Federated Query Tests

In SPARQL 1.1 Federated Query, tests cases contain new vocabulary not used before. These tests check whether the queries with that operator are correct or not. Queries using the SERVICE keyword for accessing remote SPARQL endpoints need a way to describe the data comming from these endpoints which was not previously defined.

The predicate qt:serviceData helps to describe the data comming from these remote SPARQL endpoints in a query. This predicate can also contain the predicate qt:endpoint which contains the URL of the remote SPARQL endpoint.

An example definition of a Federated Query test is:

:service1 rdf:type mf:QueryEvaluationTest ;
       mf:name    "SERVICE test 1" ;
       dawgt:approval dawgt:NotClassified ;
       mf:feature sd:BasicFederatedQuery ;
       mf:action [
               qt:query  <service01.rq> ;
               qt:data   <data01.ttl> ;
               qt:serviceData [
                       qt:endpoint <http://example.org/sparql> ;
                       qt:data     <data01endpoint.ttl>
               ]
       ] ;
       mf:result  <service01.srx> .

Protocol Tests

A testing service for SPARQL 1.1 Protocol implementations has been set up at http://www.w3.org/2009/sparql/protocol_validator. The service and tests performed by this service are described in a separate document.

Service Description Tests

A testing service for SPARQL 1.1 Protocol implementations supporting SPARQL 1.1 Service Descriptions has been set up at http://www.w3.org/2009/sparql/sdvalidator. The service performs a number of tests to verify that a submitted endpoint returns RDF that conforms to the service description vocabulary specification. Using content negotiation to request RDF (supporting both Turtle and RDF/XML), the service can be used to generate an EARL implementation report.

Graph Store HTTP Protocol Tests

A number of test cases for the SPARQL 1.1 Graph Store HTTP Protocol consisting of HTTP requests and expected responses are described in a separate document.

Test annotations

@@@ This section might need reconsideration to reflect extensions (like new library functions) that have become standard in SPARQL1.1 @@@

mf:requires

A number of tests in the open-world directory illustrate features of SPARQL by depending on how a SPARQL query processor can extend the set of core types and operations as defined by the operator table [http://www.w3.org/TR/rdf-sparql-query/#OperatorMapping].

┄┄┄┄┄┄┄┄┄┄┄┄┄┄┄┄┄┄┄┄

» Your task
Continue the SPARQL 1.1 test documentation from the point where it stops.

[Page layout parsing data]
┄┄┄┄┄┄┄┄┄┄┄┄┄┄┄┄┄┄┄┄

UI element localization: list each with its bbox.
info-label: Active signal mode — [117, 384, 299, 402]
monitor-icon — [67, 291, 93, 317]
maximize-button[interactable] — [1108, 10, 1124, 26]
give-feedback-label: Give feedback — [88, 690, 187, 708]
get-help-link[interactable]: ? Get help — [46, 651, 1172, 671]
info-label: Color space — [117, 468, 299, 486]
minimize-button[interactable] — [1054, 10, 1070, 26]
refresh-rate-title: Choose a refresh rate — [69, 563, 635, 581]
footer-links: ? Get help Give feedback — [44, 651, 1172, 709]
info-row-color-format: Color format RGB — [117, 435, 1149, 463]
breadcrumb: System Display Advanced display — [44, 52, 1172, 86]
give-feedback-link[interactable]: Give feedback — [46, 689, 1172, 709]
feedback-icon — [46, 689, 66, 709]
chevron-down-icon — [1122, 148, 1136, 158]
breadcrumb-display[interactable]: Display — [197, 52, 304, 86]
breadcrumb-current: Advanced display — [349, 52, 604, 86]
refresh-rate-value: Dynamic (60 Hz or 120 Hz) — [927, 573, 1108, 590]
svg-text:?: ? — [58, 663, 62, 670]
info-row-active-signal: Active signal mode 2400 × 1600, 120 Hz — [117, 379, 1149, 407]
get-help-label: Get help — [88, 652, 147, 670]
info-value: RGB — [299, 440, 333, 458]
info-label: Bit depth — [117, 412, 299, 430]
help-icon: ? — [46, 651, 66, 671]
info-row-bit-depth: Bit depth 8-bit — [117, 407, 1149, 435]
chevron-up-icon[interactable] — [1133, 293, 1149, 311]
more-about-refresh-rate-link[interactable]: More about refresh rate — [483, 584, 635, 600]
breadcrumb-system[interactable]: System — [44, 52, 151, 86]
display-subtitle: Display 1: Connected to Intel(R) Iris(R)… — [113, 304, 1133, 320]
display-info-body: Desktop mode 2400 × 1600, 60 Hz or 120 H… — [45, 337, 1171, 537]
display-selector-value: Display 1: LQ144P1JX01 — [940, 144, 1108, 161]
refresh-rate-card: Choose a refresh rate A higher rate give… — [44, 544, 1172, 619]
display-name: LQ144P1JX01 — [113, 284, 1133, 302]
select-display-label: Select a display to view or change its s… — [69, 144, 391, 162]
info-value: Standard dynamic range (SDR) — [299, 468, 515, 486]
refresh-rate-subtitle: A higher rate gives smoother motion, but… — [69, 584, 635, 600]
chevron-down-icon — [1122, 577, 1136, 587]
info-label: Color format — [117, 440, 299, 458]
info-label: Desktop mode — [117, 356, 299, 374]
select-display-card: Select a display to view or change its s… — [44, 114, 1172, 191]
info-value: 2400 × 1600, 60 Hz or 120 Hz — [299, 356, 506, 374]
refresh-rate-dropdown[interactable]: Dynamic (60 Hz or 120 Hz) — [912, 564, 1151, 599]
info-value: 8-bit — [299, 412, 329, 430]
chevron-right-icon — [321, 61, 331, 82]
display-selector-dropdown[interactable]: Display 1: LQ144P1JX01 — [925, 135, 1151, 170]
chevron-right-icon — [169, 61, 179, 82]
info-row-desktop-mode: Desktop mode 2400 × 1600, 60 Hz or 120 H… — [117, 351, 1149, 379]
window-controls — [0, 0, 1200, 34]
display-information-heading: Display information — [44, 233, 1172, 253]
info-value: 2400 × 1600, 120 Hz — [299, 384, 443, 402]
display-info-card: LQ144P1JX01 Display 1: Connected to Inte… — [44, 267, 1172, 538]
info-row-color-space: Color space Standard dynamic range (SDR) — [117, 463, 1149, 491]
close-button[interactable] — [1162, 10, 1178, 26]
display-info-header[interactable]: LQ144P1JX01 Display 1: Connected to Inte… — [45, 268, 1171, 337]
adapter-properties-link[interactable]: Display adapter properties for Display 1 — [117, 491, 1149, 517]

┄┄┄┄┄┄┄┄┄┄┄┄┄┄┄┄┄┄┄┄

» Response
These tests are marked by property mf:requires and an object value from one of the URIs described below.

mf:XsdDateOperations
Requires the processor to understand comparisons of literal of type xsd:date. Without providing operations on the xsd:date datatype, a processor would raise an error on the operations of "=" and "!=" etc. With an understanding of xsd:date, a processor can perform value-based operations and provide the operations described in "XQuery 1.0 and XPath 2.0 Functions and Operators" (e.g. date-equals date-less-than)
mf:StringSimpleLiteralCmp
This indicates that the test uses the fact that plain literals, without language tags test are the same value as an xsd:string with the same lexicial form. This is covered by rules "xsd 1a" and "xsd 1b" from RDF Semantics [http://www.w3.org/TR/rdf-mt/#DtypeRules].
mf:KnownTypesDefault2Neq
This indicates that a processor extends the SPARQL operator model by using the fact that values of literals can be in disjoint value spaces and hence can not be equal by value. For example, an xsd:integer can not be the same value as an xsd:boolean because these two datatypes define disjoint value spaces.
mf:LangTagAwareness
This indicates that the test assumes the SPARQL query processor has support for plain literals with language tags. The minimum set of operators in the SPARQL operator table does not include language tag handling, only plain literals without language tag (simple literals) and certain XSD datatypes.
mf:notable

This annotation indicates a feature of SPARQL that implementers might note:

mf:IllFormedLiteral
The test involves handling of ill-formed literals.